#### Selected extract
=-=-=
That’s just the thing - black is not a race, black is a color. If this seems pedantic, consider how much nuance in language we have achieved with regards to sex and gender issues. “You mean that homosexual, transgender, faggot, drag queen, and pervert don’t all mean the same things? Since when!” In modern discussions that would be a major facepalm moment. YET in topics on BB - a fairly enlightened place with regards to cultural problems - people are conflating race, color, region, ethnicity, etc constantly. No, they don’t all mean the same thing. And having a stable discussion about these is like a game of semantic wack-a-mole.
We need a more consistent vocabulary for discussing these issues, because what people say matters and frames issues. Arguing apples to oranges is a category mismatch and a waste of time. At issue is not whether I understand that there is a problem - it is why our rhetoric about the problem is so sloppy.
I am perfectly willing to acknowledge that I am a beneficiary of white privilege even though all my known ancestors entered the United States after the Civil War. The same goes for Americans whose ancestors were Belarus peasants.
Well because my original point was that ‘white’ used in the way it is used here is an American thing, though as @anon15383236 points out, it’s a colonial power thing to be more precise.
Except, while that is a thing calling it ‘white’ associates it with the, I don’t know, Лісоўскі family who’ve been farming barley on the same patch of East European soil for the past five hundred years. They are invariably ‘white’ seeing as Slavs are light-skinned (provided you aren’t in the Russian Far East, I guess, where things get a little complicated) but they have nothing to do with whatever it is whiteness imbued in the bastard from Las Vegas.
=-=-=
[Spatial layout data]
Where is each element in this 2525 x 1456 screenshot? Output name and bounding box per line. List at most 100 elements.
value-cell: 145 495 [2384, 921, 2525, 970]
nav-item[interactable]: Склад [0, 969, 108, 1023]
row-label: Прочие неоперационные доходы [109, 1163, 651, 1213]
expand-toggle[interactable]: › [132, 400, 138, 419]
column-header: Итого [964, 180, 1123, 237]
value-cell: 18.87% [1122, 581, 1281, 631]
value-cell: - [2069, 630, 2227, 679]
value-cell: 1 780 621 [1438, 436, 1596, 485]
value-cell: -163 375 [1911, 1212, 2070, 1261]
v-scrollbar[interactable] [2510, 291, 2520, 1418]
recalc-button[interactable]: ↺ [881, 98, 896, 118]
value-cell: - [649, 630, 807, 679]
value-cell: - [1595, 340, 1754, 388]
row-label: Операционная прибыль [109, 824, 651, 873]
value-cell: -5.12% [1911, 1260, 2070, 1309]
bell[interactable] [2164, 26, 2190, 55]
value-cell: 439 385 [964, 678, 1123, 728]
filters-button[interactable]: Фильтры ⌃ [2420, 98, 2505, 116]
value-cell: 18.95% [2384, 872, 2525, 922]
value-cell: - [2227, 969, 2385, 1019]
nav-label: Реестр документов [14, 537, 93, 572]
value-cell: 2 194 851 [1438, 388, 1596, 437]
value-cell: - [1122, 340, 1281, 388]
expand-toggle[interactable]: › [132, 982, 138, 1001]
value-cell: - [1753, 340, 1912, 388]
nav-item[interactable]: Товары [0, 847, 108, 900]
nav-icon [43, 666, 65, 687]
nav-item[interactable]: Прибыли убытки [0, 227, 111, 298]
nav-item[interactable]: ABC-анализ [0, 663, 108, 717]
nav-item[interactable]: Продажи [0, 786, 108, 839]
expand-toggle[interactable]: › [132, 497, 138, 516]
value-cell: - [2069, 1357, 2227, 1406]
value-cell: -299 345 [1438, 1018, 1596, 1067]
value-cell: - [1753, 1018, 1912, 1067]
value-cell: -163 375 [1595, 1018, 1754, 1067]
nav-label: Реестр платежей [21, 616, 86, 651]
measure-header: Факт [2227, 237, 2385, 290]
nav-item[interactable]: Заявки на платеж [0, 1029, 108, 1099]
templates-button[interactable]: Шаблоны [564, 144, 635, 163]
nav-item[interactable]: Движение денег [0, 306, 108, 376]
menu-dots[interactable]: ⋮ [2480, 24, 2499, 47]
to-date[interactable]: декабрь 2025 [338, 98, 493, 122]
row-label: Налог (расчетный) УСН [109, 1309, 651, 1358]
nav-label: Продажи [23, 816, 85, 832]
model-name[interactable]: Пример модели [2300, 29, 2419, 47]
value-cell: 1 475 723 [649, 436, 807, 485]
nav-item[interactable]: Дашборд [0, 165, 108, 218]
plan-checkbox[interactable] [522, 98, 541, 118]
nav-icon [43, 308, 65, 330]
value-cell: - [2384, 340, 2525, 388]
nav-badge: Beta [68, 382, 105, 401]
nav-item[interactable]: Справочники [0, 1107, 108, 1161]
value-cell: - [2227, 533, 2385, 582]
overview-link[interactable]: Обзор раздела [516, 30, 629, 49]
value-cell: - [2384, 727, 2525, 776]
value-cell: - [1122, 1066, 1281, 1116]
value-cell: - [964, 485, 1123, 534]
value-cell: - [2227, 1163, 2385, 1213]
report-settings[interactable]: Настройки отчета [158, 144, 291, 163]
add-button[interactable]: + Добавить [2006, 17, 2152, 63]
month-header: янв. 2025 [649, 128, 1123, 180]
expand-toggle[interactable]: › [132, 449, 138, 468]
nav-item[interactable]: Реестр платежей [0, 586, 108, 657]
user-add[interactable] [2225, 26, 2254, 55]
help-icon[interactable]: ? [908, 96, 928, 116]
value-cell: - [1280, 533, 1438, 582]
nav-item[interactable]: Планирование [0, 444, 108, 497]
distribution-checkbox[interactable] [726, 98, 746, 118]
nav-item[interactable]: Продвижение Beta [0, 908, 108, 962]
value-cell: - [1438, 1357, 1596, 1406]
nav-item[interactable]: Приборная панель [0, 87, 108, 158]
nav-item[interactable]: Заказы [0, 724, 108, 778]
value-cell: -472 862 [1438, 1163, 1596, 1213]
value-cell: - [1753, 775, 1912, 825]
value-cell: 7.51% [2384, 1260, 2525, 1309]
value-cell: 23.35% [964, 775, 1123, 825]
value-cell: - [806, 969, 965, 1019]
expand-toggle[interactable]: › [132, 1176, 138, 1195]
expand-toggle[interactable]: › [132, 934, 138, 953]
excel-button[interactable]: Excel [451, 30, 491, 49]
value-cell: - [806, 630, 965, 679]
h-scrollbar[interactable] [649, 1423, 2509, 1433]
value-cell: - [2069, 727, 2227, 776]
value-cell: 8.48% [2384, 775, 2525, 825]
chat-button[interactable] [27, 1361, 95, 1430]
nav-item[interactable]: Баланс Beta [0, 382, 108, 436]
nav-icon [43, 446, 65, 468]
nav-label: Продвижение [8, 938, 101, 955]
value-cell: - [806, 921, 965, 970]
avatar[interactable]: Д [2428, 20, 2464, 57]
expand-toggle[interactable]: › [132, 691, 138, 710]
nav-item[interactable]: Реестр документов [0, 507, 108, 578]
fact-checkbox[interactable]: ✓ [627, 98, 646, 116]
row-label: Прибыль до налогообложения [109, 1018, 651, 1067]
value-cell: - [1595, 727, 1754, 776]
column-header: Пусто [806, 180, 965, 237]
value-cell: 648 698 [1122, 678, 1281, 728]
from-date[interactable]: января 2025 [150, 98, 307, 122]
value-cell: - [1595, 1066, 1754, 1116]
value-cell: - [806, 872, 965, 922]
=-=-=
#### Jobs
1 – Summarize the comments on race terminology in two sentences.
2 – Return everything in the comments on race terminology from "That’s just the" down to "of semantic wack-a-mole.".
3 – Resume the comments on race terminology after their final sentence.
This data comes from a different source than the comments on race terminology.

#### Answers for the exercise
1 – The comments argue that black is a color, not a race, and that people keep conflating race, color, region, and ethnicity, so discussions of these issues need a more consistent vocabulary. They also say that "white" as used here is an American, or more precisely a colonial-power, notion, and that light-skinned Eastern European farming families called "white" have nothing to do with that kind of whiteness.

2 –
That’s just the thing - black is not a race, black is a color. If this seems pedantic, consider how much nuance in language we have achieved with regards to sex and gender issues. “You mean that homosexual, transgender, faggot, drag queen, and pervert don’t all mean the same things? Since when!” In modern discussions that would be a major facepalm moment. YET in topics on BB - a fairly enlightened place with regards to cultural problems - people are conflating race, color, region, ethnicity, etc constantly. No, they don’t all mean the same thing. And having a stable discussion about these is like a game of semantic wack-a-mole.

3 –
It just seemed a self-centered definition, is all.
The assertive camp argues and documents that these non-Anglo-Saxon immigrant groups became white from separate races historically. This camp is best represented by such scholarly works as The Wages of Whiteness (Roediger 1991), How the Irish Became White (Ignatiev 1995), How Jews Became White Folks and What That Says about Race in America (Brodkin 1998), Whiteness of a Different Color (Jacobson 1998), and Working Toward Whiteness: How America’s Immigrants Became White (Roediger 2005). The dubious camp casts doubt upon, and challenges, this “becoming white” claim (see, for example, Arnesen 2001; Fields 2001; Guglielmo 2003; Reed 2001). In particular, Arnesen (2001) argued that by manipulating definitions and putting words into historical subjects’ mouths, some historians first made certain European immigrant groups “nonwhite” and then made them “white.”